===== Page excerpt =====
The Tooth Fairy

Saturday 20th October

I no longer believe in the tooth fairy, you know the one that takes your milk teeth away and leaves a sixpence under your pillow.  But, oh, if it were still true I would be richer today, but only by 2.5p in today’s devalued currency.  I had a tooth extracted on Thursday.  It is quite a long saga.  For years I was seen by Bernard Chan the polite Chinese butcher, sorry – I mean dentist, who was quite happy to keep filling and plugging the gaps in my teeth, brought on by years of neglect no doubt.  One day at my regular check-up Mr. Chan was gone, replaced by the charming Romanian Ilya Sapori, who said I should really consider getting all my bad teeth either replaced by implants or by bridges and crowns.  On the grounds of expense, though the crowns weren’t exactly cheap I opted for the latter and had about six crowns inserted in my mouth.  Along with whitening it certainly made a big difference and at last I had a passably respectable set of teeth.
=====
→ Problems and tasks
(A) In the diary entry about the tooth extraction, who replaced Mr. Chan at the regular check-up?
(B) Continue the diary entry about the tooth extraction from its last sentence.
===== Available data =====
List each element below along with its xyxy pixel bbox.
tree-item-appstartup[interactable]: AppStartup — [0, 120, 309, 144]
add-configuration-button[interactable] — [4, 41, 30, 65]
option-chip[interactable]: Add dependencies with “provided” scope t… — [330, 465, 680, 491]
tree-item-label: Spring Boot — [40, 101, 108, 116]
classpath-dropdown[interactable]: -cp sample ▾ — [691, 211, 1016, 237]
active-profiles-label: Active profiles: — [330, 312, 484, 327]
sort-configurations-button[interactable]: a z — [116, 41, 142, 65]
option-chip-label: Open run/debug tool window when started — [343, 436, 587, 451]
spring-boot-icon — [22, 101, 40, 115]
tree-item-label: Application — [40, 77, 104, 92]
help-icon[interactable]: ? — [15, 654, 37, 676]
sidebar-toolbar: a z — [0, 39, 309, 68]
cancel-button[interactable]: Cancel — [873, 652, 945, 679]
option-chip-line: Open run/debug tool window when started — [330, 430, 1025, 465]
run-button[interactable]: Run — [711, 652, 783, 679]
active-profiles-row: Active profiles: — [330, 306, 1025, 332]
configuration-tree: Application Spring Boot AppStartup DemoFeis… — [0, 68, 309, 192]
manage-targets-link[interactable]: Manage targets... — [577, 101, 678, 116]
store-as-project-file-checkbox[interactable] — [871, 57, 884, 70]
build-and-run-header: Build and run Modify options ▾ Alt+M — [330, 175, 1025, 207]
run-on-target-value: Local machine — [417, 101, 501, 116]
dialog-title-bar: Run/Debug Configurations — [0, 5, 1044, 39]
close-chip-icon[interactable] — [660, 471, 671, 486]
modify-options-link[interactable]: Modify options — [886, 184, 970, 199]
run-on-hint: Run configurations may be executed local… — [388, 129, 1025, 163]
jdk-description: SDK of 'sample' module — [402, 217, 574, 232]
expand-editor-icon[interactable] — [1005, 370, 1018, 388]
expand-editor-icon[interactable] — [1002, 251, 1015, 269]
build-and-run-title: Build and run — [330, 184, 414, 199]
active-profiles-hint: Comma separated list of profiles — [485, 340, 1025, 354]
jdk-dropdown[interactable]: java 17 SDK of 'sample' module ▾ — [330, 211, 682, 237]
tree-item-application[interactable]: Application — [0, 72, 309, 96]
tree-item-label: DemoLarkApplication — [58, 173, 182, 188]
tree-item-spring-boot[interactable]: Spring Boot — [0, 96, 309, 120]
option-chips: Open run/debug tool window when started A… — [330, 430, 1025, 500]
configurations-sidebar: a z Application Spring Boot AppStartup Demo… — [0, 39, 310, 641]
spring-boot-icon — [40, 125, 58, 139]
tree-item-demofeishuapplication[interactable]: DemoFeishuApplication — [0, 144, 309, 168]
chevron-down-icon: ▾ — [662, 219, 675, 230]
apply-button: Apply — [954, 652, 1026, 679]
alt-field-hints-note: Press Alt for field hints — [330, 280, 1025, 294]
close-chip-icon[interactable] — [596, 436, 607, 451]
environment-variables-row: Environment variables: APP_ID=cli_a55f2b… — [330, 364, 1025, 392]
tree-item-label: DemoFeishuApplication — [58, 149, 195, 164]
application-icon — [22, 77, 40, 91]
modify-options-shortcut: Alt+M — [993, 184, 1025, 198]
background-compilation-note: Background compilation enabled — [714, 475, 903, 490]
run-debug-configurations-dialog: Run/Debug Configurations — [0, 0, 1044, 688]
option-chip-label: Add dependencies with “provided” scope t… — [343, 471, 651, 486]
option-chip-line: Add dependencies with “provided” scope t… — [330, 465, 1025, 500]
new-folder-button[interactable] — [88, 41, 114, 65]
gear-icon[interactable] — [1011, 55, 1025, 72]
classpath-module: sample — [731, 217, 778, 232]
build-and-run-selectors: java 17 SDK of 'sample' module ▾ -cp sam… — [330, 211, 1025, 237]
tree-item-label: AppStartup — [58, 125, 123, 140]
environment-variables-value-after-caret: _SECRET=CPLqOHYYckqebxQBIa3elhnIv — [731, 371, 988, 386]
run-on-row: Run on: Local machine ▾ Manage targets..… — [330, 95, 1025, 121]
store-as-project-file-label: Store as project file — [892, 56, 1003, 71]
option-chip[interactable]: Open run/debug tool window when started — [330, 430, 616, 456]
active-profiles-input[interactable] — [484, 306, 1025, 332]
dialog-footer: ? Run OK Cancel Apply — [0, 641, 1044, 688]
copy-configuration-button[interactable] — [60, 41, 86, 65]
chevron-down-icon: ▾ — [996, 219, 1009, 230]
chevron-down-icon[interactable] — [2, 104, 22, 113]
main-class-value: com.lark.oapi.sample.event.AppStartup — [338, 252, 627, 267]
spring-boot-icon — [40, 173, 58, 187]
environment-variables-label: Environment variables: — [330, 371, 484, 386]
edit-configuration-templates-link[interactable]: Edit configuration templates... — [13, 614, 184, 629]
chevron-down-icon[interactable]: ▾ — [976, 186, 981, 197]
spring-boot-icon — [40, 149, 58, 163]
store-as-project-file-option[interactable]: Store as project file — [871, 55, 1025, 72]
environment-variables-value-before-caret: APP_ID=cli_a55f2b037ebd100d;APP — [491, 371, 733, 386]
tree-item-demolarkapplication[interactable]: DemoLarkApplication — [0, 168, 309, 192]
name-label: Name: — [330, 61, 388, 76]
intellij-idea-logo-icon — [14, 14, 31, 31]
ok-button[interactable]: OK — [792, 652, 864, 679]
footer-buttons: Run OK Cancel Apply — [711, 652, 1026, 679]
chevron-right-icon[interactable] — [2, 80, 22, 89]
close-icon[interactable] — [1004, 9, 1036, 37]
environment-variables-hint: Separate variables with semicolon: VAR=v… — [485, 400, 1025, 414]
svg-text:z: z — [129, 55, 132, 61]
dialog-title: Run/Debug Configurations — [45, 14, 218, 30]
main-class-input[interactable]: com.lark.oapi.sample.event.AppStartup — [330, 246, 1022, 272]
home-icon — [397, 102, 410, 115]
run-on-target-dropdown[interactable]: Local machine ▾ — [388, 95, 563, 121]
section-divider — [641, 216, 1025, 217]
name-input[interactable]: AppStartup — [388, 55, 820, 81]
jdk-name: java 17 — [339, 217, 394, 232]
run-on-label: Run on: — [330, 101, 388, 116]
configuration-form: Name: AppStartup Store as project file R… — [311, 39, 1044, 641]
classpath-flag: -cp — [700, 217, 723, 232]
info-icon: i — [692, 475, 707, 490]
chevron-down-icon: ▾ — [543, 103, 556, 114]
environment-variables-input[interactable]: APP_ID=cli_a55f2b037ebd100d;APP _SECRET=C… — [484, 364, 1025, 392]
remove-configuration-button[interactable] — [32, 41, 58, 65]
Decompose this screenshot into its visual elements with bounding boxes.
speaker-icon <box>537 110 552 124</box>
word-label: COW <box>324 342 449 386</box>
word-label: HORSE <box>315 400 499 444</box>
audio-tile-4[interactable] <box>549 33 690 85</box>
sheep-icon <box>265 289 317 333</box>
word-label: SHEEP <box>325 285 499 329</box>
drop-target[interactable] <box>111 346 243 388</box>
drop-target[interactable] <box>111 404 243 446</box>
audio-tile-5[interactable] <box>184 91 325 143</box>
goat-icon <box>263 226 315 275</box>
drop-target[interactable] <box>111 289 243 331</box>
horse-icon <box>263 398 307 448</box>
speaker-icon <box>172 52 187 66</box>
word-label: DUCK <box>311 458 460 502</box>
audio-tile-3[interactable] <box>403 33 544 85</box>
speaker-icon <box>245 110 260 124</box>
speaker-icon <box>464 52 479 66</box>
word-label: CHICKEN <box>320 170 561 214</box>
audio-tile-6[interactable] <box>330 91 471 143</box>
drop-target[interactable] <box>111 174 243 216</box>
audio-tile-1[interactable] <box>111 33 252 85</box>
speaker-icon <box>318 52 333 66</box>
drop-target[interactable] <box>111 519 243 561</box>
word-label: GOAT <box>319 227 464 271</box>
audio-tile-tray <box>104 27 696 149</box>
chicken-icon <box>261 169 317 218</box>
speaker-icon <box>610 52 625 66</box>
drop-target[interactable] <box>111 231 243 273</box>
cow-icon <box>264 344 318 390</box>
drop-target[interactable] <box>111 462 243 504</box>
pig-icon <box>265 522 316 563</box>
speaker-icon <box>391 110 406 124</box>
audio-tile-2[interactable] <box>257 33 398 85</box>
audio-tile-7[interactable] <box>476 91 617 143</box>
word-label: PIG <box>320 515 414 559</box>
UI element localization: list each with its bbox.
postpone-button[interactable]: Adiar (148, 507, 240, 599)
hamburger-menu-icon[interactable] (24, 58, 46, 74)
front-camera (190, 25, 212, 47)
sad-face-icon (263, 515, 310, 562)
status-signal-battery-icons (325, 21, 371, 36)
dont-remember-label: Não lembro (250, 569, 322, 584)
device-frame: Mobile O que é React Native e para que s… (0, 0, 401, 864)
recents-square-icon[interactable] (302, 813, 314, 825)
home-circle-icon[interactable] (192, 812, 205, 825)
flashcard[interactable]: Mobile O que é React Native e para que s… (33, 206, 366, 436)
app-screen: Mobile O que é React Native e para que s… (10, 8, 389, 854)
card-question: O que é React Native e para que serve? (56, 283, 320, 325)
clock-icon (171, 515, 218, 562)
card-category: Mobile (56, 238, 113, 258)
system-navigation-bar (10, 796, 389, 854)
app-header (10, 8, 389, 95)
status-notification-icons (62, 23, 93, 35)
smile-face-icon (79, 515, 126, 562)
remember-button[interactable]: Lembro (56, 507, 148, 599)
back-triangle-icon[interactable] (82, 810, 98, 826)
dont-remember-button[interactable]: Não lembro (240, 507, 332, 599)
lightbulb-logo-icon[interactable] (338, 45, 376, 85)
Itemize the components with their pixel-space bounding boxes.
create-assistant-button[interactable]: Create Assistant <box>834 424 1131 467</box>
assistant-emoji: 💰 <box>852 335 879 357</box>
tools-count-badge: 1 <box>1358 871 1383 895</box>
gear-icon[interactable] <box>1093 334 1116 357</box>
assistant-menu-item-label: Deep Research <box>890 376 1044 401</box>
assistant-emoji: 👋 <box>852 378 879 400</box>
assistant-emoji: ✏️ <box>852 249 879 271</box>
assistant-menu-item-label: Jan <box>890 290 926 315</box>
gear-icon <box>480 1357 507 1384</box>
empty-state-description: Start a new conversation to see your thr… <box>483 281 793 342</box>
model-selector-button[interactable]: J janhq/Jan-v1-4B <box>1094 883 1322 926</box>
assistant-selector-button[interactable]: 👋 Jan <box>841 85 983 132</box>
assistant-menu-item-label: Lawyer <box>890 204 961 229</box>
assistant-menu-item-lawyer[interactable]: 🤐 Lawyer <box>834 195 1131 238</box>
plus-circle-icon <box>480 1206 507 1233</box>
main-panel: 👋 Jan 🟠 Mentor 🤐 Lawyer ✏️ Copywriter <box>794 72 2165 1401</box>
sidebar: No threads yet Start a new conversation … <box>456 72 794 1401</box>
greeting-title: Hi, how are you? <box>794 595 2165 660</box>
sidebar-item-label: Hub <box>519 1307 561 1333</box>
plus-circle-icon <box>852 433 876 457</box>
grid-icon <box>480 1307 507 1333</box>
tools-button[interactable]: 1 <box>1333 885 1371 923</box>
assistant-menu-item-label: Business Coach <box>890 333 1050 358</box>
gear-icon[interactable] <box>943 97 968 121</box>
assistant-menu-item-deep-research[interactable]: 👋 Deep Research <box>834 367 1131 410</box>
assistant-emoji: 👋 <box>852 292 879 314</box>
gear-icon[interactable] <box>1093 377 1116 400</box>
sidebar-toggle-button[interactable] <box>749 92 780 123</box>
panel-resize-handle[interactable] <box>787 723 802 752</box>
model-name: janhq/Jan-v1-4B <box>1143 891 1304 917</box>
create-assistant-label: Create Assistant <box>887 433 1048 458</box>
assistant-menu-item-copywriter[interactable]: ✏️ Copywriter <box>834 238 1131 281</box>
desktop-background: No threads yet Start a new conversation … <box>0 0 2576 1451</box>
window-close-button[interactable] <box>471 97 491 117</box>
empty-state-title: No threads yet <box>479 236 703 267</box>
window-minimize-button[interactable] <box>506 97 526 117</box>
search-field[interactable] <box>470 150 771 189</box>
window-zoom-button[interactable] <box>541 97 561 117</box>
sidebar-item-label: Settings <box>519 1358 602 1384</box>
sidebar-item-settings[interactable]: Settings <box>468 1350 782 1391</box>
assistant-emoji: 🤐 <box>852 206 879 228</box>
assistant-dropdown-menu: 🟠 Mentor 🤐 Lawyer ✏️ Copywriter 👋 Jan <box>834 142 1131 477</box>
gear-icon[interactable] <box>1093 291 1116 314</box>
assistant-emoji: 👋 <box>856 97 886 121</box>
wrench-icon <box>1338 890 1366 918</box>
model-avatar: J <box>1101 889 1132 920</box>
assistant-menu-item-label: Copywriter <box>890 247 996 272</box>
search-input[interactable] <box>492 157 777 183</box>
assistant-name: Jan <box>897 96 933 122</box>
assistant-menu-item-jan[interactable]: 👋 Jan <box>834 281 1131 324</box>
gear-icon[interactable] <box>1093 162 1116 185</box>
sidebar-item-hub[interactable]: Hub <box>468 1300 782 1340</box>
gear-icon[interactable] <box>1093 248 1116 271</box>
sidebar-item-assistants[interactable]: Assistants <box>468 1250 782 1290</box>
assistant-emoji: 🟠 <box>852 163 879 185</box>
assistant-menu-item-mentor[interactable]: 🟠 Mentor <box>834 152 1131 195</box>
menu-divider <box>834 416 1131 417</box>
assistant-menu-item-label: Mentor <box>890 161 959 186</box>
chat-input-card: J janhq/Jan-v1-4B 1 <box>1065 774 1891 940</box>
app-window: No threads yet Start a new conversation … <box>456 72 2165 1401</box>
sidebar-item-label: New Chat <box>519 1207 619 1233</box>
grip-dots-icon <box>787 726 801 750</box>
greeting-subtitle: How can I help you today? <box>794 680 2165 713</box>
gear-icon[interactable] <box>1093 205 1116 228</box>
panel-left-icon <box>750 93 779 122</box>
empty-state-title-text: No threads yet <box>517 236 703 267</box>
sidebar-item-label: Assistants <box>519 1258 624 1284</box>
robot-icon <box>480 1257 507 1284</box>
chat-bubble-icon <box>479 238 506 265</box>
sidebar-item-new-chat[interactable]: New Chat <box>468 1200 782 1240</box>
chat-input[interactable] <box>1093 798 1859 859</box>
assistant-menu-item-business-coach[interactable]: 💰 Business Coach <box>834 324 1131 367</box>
=====
→ Responses by task
(A) The charming Romanian Ilya Sapori.

(B)
That was two years ago.  At my last check-up I was recommended to see the hygienist who spotted a large cavity under a crown.  I was referred back to Ilya, who incidentally had not spotted the bad tooth two weeks ago.  He half talked me into having an implant and I returned to have the tooth extracted by a Dental Surgeon, who on examining the x-rays thought I should also have an adjacent wisdom tooth (still hidden in my gums) removed at the same time, to allow more room to do the implant.  At this point I started to have real second doubts, especially as they said that I should have a few days off work to get over the removal of the wisdom tooth.  I decided to just have the bad tooth removed which reluctantly they did, warning me that I may still have to have the wisdom tooth removed in three months time if I still wanted the implant.  No fear of that I can assure you.  I will not be having the implant done.  I will put up with one less tooth in my head for the remainder of my days; it is right at the back anyway so no-one will notice.

It makes me realise that the tooth fairy has been replaced by the tooth alchemist, who wants to turn all my teeth into gold, because at £1500 a time, implants are the game to be in.  Why it’s almost as lucrative as Banking.